SELECTED EXTRACT:

☆ ☆ ☆ ☆ ☆ ☆ ☆

One question we can ask about lust is, "What is it, exactly?" Is lust the desire to possess or long to partake in something? Or is lust for something determined by degree or duration? Does lust long to fulfill a simple need or only a forbidden need? Questions, questions, questions.
My Bible's dictionary defines lust as an "inordinate desire or craving." Likewise, the word covet is "to inordinately desire unjust gain or another's property." Webster defines lust: "1: sexual desire often to an intense or unrestrained degree; 2: an intense longing." In my opinion, when searching Scripture on this topic, to lust and to covet are generally synonymous. The first well-known reference to coveting is found in the Ten Commandments: "You shall not covet your neighbor's house. You shall not covet your neighbor's wife, or his manservant or maidservant, his ox or donkey, or anything that belongs to your neighbor" (Exodus 20.17, NIV unless otherwise noted). Clearly, coveting encompasses more than sexual desire.
Scripture tells us we ought to seek certain things and shun others. "But seek first his kingdom and his righteousness" (Matthew 6.33). "Do not be wise in your own eyes; fear the LORD and shun evil. This will bring health to your body and nourishment to your bones" (Proverbs 3.7-8). Scripture tells us that there are no limits imposed on some things, but others must be pursued in moderation. "Jesus replied: 'Love the Lord your God with all your heart and with all your soul and with all your mind.'" (Matthew 22.37). "And be not drunk with wine, wherein is excess; but be filled with the Spirit" (Ephesians 5.18, KJV).

☆ ☆ ☆ ☆ ☆ ☆ ☆

ITEMS:

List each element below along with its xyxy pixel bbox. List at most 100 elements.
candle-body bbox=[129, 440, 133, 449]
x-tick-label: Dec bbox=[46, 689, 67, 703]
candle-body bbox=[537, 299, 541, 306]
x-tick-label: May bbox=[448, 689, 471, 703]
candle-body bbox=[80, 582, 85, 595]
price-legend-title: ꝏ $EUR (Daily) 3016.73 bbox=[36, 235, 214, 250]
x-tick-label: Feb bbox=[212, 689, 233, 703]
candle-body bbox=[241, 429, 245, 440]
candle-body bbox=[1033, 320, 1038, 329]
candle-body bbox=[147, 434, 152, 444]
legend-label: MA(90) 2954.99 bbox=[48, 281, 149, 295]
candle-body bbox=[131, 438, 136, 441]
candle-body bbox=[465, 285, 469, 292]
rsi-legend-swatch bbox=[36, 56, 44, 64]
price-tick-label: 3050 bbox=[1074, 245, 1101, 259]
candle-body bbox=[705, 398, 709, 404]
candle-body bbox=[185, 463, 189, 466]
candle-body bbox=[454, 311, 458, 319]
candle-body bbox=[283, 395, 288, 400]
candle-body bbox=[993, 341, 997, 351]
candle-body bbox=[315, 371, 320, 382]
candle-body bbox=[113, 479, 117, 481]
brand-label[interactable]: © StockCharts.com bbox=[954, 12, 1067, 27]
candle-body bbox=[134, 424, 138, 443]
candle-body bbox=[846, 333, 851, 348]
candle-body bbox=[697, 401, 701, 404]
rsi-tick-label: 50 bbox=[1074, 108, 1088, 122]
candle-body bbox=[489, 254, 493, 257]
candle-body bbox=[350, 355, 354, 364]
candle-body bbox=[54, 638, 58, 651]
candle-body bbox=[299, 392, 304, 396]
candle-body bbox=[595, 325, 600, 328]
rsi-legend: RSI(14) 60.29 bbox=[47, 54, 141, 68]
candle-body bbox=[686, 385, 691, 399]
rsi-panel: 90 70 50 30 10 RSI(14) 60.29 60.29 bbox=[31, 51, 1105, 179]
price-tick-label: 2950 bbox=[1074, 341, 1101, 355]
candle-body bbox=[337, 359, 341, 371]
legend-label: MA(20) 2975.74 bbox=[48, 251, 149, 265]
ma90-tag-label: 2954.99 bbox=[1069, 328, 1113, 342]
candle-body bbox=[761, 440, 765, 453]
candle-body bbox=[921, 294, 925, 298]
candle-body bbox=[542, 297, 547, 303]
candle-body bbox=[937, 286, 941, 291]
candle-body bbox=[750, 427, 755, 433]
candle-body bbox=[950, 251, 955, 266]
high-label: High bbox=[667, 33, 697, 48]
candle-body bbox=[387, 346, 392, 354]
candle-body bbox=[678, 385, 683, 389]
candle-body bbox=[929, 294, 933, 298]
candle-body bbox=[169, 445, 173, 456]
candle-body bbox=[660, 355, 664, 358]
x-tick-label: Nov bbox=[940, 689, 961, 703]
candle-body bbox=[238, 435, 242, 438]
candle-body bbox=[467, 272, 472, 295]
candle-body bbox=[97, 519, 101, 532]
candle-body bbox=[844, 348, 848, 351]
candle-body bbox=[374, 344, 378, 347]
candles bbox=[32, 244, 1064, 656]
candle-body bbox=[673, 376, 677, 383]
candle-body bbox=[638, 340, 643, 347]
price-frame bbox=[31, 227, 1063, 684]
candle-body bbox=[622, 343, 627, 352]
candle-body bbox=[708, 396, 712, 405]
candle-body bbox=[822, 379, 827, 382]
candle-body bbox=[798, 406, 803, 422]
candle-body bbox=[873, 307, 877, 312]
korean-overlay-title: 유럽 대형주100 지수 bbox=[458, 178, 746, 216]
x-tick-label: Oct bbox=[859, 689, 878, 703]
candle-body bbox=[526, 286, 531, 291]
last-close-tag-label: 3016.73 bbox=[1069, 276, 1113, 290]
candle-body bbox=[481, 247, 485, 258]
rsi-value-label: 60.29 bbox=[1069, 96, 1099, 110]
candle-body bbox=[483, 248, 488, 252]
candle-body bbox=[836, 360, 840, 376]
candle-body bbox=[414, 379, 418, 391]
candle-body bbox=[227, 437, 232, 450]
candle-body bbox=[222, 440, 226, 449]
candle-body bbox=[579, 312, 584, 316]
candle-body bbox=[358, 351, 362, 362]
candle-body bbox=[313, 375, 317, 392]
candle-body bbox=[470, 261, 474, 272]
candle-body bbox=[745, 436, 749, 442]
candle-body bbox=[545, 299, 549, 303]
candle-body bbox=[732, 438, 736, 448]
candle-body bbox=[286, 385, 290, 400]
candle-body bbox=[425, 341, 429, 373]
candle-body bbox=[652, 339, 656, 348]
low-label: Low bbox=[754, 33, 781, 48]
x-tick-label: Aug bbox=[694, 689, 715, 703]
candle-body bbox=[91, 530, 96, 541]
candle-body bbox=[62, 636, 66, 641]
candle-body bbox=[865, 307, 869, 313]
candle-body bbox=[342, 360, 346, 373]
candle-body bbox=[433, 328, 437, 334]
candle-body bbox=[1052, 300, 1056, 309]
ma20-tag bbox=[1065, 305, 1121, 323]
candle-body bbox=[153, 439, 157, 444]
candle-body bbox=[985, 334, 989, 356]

☆ ☆ ☆ ☆ ☆ ☆ ☆

TASK DETAILS:
Return the full passage on lust word for word. The records have no connection to the passage on lust.

ANSWER TO THIS TASK:
One question we can ask about lust is, "What is it, exactly?" Is lust the desire to possess or long to partake in something? Or is lust for something determined by degree or duration? Does lust long to fulfill a simple need or only a forbidden need? Questions, questions, questions.
My Bible's dictionary defines lust as an "inordinate desire or craving." Likewise, the word covet is "to inordinately desire unjust gain or another's property." Webster defines lust: "1: sexual desire often to an intense or unrestrained degree; 2: an intense longing." In my opinion, when searching Scripture on this topic, to lust and to covet are generally synonymous. The first well-known reference to coveting is found in the Ten Commandments: "You shall not covet your neighbor's house. You shall not covet your neighbor's wife, or his manservant or maidservant, his ox or donkey, or anything that belongs to your neighbor" (Exodus 20.17, NIV unless otherwise noted). Clearly, coveting encompasses more than sexual desire.
Scripture tells us we ought to seek certain things and shun others. "But seek first his kingdom and his righteousness" (Matthew 6.33). "Do not be wise in your own eyes; fear the LORD and shun evil. This will bring health to your body and nourishment to your bones" (Proverbs 3.7-8). Scripture tells us that there are no limits imposed on some things, but others must be pursued in moderation. "Jesus replied: 'Love the Lord your God with all your heart and with all your soul and with all your mind.'" (Matthew 22.37). "And be not drunk with wine, wherein is excess; but be filled with the Spirit" (Ephesians 5.18, KJV).